DATA FOR THE TASK
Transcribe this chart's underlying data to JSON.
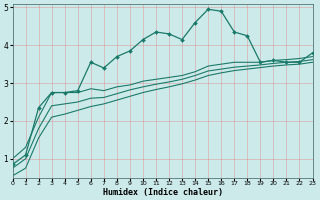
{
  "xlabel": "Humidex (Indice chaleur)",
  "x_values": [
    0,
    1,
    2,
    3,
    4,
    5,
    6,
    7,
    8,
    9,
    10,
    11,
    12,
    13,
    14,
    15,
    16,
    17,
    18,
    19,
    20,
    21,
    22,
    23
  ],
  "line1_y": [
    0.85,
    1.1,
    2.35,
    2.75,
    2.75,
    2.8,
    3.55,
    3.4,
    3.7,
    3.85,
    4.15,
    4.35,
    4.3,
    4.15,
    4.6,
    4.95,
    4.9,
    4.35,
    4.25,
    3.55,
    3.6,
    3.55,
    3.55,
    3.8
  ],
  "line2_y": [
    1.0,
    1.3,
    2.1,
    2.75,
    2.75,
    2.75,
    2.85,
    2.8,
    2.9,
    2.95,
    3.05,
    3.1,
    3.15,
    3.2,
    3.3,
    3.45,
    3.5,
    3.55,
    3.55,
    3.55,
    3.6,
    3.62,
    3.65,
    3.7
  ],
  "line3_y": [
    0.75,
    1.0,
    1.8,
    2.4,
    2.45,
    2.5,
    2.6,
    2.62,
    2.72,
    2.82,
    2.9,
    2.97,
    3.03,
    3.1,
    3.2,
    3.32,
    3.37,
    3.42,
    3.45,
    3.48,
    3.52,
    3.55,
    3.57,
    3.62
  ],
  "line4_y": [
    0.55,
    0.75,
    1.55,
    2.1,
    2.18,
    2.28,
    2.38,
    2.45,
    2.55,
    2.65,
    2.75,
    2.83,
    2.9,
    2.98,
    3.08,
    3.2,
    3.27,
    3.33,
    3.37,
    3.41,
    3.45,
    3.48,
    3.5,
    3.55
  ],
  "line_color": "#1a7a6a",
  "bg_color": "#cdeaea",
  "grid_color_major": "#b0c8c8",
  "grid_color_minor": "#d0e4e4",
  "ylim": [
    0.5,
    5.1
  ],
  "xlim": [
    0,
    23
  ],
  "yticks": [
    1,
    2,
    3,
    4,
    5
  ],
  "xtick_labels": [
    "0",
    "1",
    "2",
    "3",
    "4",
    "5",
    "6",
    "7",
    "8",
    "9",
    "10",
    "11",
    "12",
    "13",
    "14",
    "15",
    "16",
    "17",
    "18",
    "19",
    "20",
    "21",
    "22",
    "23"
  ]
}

WORK TO DO
Transcribe the records word for word and include no pictures.

RIGHT ANSWER
Transcribe this chart's underlying data to JSON.
{
  "xlabel": "Humidex (Indice chaleur)",
  "x_values": [
    0,
    1,
    2,
    3,
    4,
    5,
    6,
    7,
    8,
    9,
    10,
    11,
    12,
    13,
    14,
    15,
    16,
    17,
    18,
    19,
    20,
    21,
    22,
    23
  ],
  "line1_y": [
    0.85,
    1.1,
    2.35,
    2.75,
    2.75,
    2.8,
    3.55,
    3.4,
    3.7,
    3.85,
    4.15,
    4.35,
    4.3,
    4.15,
    4.6,
    4.95,
    4.9,
    4.35,
    4.25,
    3.55,
    3.6,
    3.55,
    3.55,
    3.8
  ],
  "line2_y": [
    1.0,
    1.3,
    2.1,
    2.75,
    2.75,
    2.75,
    2.85,
    2.8,
    2.9,
    2.95,
    3.05,
    3.1,
    3.15,
    3.2,
    3.3,
    3.45,
    3.5,
    3.55,
    3.55,
    3.55,
    3.6,
    3.62,
    3.65,
    3.7
  ],
  "line3_y": [
    0.75,
    1.0,
    1.8,
    2.4,
    2.45,
    2.5,
    2.6,
    2.62,
    2.72,
    2.82,
    2.9,
    2.97,
    3.03,
    3.1,
    3.2,
    3.32,
    3.37,
    3.42,
    3.45,
    3.48,
    3.52,
    3.55,
    3.57,
    3.62
  ],
  "line4_y": [
    0.55,
    0.75,
    1.55,
    2.1,
    2.18,
    2.28,
    2.38,
    2.45,
    2.55,
    2.65,
    2.75,
    2.83,
    2.9,
    2.98,
    3.08,
    3.2,
    3.27,
    3.33,
    3.37,
    3.41,
    3.45,
    3.48,
    3.5,
    3.55
  ],
  "line_color": "#1a7a6a",
  "bg_color": "#cdeaea",
  "grid_color_major": "#b0c8c8",
  "grid_color_minor": "#d0e4e4",
  "ylim": [
    0.5,
    5.1
  ],
  "xlim": [
    0,
    23
  ],
  "yticks": [
    1,
    2,
    3,
    4,
    5
  ],
  "xtick_labels": [
    "0",
    "1",
    "2",
    "3",
    "4",
    "5",
    "6",
    "7",
    "8",
    "9",
    "10",
    "11",
    "12",
    "13",
    "14",
    "15",
    "16",
    "17",
    "18",
    "19",
    "20",
    "21",
    "22",
    "23"
  ]
}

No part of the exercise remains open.